**Instruction:** Can you transcribe every line exactly and leave the pictures behind?

**Dataset entries:**
+--
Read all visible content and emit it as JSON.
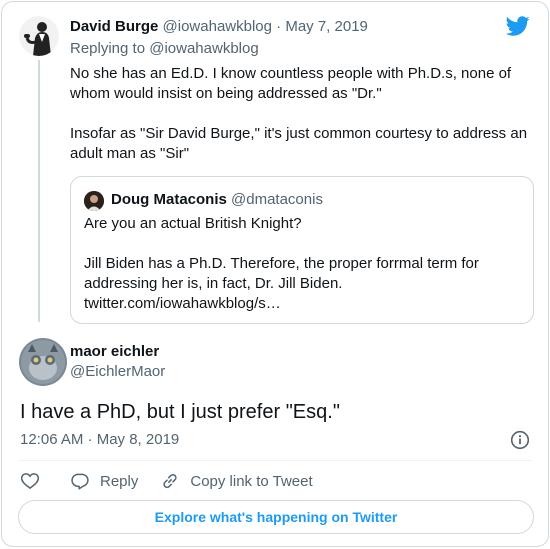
{
  "colors": {
    "brand": "#1d9bf0",
    "text": "#0f1419",
    "muted": "#536471",
    "border": "#cfd9de"
  },
  "parent_tweet": {
    "name": "David Burge",
    "handle": "@iowahawkblog",
    "separator": "·",
    "date": "May 7, 2019",
    "replying_prefix": "Replying to",
    "replying_handle": "@iowahawkblog",
    "text_paragraphs": [
      "No she has an Ed.D. I know countless people with Ph.D.s, none of whom would insist on being addressed as \"Dr.\"",
      "Insofar as \"Sir David Burge,\" it's just common courtesy to address an adult man as \"Sir\""
    ]
  },
  "quoted_tweet": {
    "name": "Doug Mataconis",
    "handle": "@dmataconis",
    "text_paragraphs": [
      "Are you an actual British Knight?",
      "Jill Biden has a Ph.D. Therefore, the proper forrmal term for addressing her is, in fact, Dr. Jill Biden.\ntwitter.com/iowahawkblog/s…"
    ]
  },
  "main_tweet": {
    "name": "maor eichler",
    "handle": "@EichlerMaor",
    "text": "I have a PhD, but I just prefer \"Esq.\"",
    "timestamp": "12:06 AM · May 8, 2019"
  },
  "actions": {
    "like_icon": "heart-icon",
    "reply_label": "Reply",
    "copy_label": "Copy link to Tweet"
  },
  "explore_label": "Explore what's happening on Twitter"
}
+--
**Exercise result:**
Read all visible content and emit it as JSON.
{
  "colors": {
    "brand": "#1d9bf0",
    "text": "#0f1419",
    "muted": "#536471",
    "border": "#cfd9de"
  },
  "parent_tweet": {
    "name": "David Burge",
    "handle": "@iowahawkblog",
    "separator": "·",
    "date": "May 7, 2019",
    "replying_prefix": "Replying to",
    "replying_handle": "@iowahawkblog",
    "text_paragraphs": [
      "No she has an Ed.D. I know countless people with Ph.D.s, none of whom would insist on being addressed as \"Dr.\"",
      "Insofar as \"Sir David Burge,\" it's just common courtesy to address an adult man as \"Sir\""
    ]
  },
  "quoted_tweet": {
    "name": "Doug Mataconis",
    "handle": "@dmataconis",
    "text_paragraphs": [
      "Are you an actual British Knight?",
      "Jill Biden has a Ph.D. Therefore, the proper forrmal term for addressing her is, in fact, Dr. Jill Biden.\ntwitter.com/iowahawkblog/s…"
    ]
  },
  "main_tweet": {
    "name": "maor eichler",
    "handle": "@EichlerMaor",
    "text": "I have a PhD, but I just prefer \"Esq.\"",
    "timestamp": "12:06 AM · May 8, 2019"
  },
  "actions": {
    "like_icon": "heart-icon",
    "reply_label": "Reply",
    "copy_label": "Copy link to Tweet"
  },
  "explore_label": "Explore what's happening on Twitter"
}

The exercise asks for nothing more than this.